>> start RECORD EXCERPTS

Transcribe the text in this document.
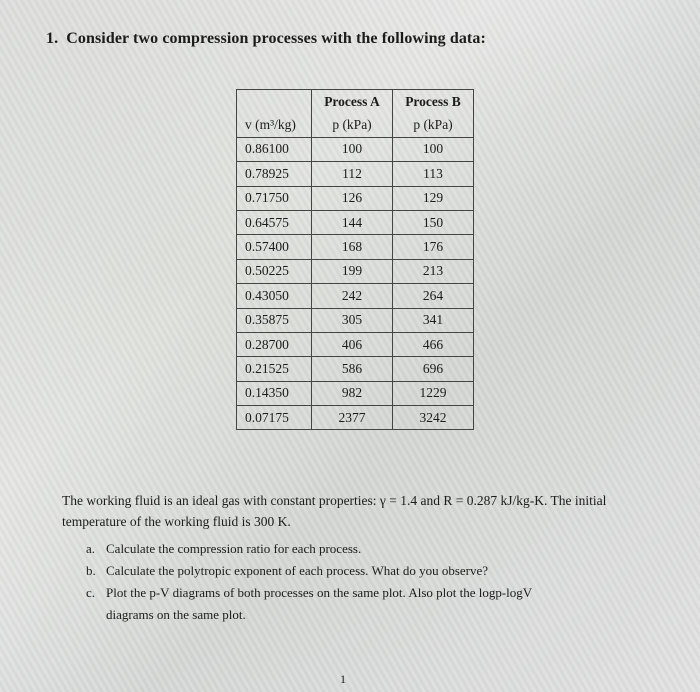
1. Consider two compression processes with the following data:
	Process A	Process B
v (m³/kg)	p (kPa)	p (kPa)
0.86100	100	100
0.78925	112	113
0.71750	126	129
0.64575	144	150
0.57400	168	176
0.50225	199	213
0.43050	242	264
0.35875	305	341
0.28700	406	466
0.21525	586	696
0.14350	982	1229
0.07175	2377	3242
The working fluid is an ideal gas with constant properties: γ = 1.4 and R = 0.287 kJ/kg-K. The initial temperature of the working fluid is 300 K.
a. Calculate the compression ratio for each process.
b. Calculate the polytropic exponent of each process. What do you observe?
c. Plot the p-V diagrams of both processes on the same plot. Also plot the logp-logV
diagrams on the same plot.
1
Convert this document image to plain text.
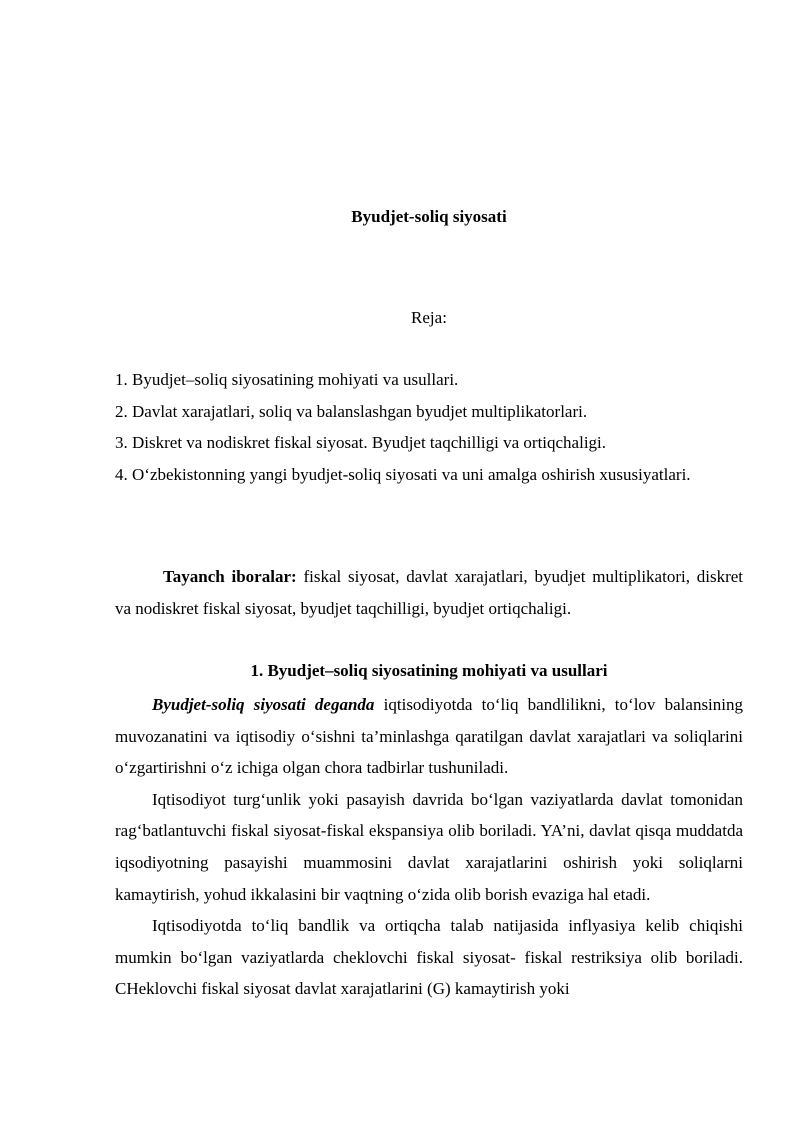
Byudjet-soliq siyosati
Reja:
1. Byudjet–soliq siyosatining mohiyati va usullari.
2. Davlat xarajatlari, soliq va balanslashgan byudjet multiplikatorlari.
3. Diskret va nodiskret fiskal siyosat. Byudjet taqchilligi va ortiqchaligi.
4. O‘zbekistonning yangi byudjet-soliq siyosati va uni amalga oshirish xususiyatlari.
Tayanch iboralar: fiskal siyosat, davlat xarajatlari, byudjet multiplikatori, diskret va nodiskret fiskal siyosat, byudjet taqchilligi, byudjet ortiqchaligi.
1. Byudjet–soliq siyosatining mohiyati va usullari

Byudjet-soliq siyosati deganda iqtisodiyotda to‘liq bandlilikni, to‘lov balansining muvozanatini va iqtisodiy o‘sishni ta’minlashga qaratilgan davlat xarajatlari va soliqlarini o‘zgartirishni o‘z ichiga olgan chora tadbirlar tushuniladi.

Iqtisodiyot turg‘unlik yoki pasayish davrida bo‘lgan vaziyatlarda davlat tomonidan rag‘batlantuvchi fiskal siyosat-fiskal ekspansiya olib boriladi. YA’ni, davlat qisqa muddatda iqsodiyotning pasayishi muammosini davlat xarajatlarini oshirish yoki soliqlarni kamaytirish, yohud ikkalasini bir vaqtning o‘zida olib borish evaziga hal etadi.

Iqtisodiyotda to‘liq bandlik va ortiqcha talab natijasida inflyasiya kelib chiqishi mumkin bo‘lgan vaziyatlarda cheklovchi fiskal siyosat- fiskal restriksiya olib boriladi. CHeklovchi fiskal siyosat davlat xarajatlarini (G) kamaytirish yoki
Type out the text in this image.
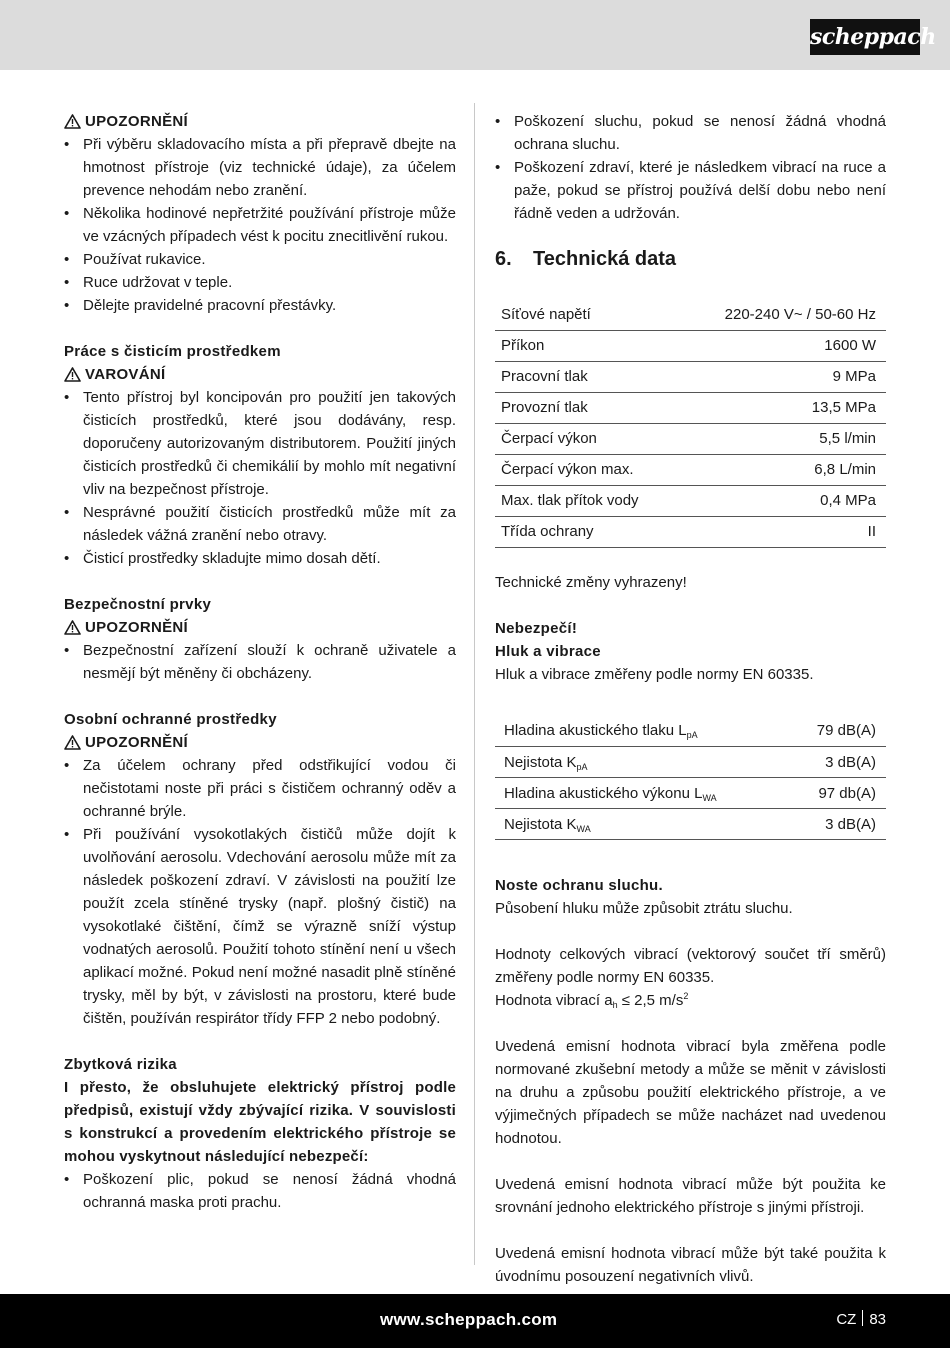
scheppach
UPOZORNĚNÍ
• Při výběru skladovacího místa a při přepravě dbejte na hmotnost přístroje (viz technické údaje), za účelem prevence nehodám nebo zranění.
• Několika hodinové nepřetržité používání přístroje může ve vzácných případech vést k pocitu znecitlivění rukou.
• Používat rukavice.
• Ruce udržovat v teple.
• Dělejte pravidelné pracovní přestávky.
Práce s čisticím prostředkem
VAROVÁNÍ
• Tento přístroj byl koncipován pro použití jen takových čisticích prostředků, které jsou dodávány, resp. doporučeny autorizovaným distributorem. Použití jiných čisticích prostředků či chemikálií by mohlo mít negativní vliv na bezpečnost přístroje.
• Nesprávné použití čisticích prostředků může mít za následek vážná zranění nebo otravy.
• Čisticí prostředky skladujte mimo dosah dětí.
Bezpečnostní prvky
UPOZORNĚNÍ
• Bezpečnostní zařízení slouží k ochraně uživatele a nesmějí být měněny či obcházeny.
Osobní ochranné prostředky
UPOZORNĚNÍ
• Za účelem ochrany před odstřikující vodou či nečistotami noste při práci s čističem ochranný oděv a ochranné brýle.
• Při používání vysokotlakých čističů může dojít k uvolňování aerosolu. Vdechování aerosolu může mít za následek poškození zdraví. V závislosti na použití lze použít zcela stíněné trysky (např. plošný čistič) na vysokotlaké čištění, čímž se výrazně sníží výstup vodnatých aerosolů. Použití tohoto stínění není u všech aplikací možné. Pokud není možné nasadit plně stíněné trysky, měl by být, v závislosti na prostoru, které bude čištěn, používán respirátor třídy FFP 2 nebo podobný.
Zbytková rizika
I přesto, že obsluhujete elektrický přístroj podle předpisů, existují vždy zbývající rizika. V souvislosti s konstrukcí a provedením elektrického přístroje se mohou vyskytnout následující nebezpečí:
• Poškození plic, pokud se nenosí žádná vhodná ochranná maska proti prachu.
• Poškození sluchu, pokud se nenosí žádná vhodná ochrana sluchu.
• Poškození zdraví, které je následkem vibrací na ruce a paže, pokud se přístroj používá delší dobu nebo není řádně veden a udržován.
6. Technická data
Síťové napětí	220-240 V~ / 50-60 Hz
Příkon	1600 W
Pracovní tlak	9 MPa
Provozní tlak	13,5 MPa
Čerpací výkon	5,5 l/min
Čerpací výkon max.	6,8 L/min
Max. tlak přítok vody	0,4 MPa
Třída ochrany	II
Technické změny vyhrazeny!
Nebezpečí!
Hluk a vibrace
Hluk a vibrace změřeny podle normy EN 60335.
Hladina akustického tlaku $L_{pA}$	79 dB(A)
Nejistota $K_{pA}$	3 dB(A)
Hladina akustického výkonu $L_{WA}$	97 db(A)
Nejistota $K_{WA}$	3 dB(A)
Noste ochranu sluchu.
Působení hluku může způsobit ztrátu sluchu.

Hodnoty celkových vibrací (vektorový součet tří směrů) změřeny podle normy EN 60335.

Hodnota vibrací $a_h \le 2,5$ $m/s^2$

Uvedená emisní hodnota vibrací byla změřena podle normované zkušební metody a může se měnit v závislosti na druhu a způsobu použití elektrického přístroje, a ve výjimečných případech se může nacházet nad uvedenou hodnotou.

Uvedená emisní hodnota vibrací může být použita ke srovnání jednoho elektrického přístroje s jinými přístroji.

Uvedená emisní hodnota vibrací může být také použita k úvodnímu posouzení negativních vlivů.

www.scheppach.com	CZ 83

>> end RECORD EXCERPTS
>> start RECORD EXCERPTS

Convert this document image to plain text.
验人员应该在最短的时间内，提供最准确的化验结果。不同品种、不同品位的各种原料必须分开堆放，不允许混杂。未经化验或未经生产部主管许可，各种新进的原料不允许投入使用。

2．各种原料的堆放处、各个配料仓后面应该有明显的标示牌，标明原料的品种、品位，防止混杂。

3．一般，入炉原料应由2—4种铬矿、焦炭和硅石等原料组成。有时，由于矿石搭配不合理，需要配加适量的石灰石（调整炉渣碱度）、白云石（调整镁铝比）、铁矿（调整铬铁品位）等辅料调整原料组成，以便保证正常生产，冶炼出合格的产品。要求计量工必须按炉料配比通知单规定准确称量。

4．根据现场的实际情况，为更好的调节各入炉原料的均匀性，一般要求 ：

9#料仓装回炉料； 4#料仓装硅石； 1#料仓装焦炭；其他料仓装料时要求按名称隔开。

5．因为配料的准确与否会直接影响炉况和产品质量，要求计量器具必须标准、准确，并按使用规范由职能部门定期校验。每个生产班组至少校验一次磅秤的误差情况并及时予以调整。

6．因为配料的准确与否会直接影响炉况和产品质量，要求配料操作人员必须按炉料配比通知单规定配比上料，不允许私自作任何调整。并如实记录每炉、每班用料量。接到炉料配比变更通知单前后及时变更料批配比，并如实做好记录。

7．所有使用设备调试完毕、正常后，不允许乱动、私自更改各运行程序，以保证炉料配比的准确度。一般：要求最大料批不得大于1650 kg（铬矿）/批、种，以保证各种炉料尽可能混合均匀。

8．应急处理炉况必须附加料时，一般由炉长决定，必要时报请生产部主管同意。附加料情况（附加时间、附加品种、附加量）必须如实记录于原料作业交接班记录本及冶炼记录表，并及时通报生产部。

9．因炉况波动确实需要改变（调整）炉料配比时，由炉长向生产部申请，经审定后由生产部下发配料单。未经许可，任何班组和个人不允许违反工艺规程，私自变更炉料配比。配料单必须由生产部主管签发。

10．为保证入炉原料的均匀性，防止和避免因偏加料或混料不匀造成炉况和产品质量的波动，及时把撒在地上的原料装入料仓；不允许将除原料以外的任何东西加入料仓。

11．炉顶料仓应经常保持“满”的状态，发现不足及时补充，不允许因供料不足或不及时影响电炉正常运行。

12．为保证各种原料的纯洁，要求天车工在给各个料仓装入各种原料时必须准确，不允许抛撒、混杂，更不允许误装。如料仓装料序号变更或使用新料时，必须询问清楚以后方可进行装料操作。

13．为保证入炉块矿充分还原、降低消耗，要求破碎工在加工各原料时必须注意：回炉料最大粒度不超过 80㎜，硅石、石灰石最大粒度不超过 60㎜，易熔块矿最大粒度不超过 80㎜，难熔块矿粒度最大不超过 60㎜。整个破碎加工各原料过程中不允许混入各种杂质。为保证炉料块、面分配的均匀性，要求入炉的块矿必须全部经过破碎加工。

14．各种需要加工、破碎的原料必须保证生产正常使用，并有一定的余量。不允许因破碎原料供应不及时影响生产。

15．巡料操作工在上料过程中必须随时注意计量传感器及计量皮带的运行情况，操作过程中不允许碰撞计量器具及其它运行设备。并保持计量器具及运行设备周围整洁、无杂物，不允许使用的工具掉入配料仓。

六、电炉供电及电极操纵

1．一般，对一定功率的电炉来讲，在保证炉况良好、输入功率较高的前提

>> end RECORD EXCERPTS
>> start RECORD EXCERPTS

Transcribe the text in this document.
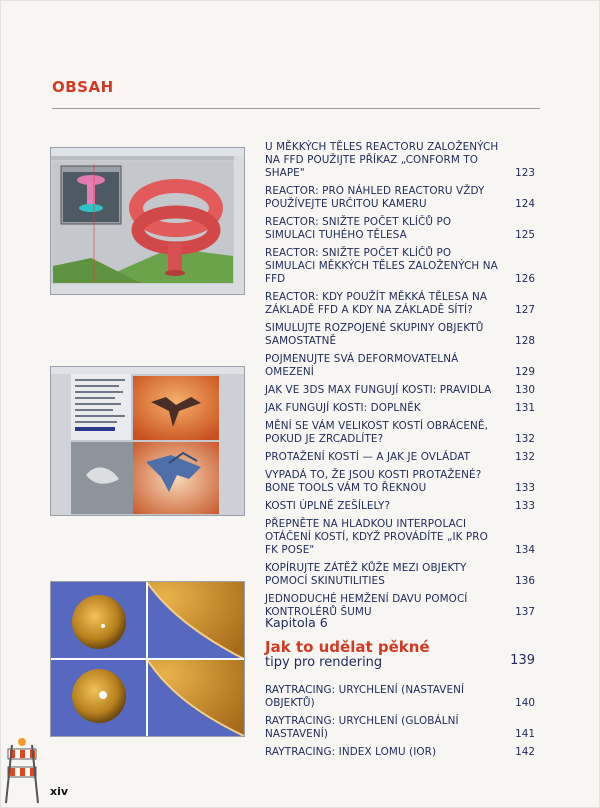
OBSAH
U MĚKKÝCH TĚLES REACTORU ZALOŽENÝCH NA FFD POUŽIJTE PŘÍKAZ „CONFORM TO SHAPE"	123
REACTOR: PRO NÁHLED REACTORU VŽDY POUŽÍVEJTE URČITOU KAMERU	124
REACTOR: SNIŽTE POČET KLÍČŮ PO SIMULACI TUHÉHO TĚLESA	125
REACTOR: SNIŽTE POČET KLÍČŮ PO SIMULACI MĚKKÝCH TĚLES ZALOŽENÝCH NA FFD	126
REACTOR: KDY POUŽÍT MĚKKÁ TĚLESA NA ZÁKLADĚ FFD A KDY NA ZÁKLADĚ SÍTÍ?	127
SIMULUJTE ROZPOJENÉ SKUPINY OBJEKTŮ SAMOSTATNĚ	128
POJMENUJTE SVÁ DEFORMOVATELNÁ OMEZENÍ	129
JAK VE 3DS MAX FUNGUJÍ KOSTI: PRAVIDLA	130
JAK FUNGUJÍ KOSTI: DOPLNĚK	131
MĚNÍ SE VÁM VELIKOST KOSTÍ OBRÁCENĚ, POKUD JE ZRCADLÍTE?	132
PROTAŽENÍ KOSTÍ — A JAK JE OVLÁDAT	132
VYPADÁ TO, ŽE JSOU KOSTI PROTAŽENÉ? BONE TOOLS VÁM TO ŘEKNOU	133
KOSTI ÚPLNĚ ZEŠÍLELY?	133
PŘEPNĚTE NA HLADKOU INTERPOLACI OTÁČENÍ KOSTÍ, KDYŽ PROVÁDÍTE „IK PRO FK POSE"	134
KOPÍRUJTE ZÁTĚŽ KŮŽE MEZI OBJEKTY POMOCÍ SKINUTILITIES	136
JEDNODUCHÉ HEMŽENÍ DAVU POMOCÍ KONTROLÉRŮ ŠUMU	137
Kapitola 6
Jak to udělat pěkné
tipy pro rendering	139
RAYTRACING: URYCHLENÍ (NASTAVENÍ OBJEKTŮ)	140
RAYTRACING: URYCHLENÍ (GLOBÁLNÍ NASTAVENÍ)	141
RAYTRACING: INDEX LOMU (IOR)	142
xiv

>> end RECORD EXCERPTS

REQUIRED TASK.
Locate the word "kamaytirish" in the records and collect each line it appears in.

EXERCISE OUTPUT.
Iqtisodiyot turg‘unlik yoki pasayish davrida bo‘lgan vaziyatlarda davlat tomonidan rag‘batlantuvchi fiskal siyosat-fiskal ekspansiya olib boriladi. YA’ni, davlat qisqa muddatda iqsodiyotning pasayishi muammosini davlat xarajatlarini oshirish yoki soliqlarni kamaytirish, yohud ikkalasini bir vaqtning o‘zida olib borish evaziga hal etadi.
Iqtisodiyotda to‘liq bandlik va ortiqcha talab natijasida inflyasiya kelib chiqishi mumkin bo‘lgan vaziyatlarda cheklovchi fiskal siyosat- fiskal restriksiya olib boriladi. CHeklovchi fiskal siyosat davlat xarajatlarini (G) kamaytirish yoki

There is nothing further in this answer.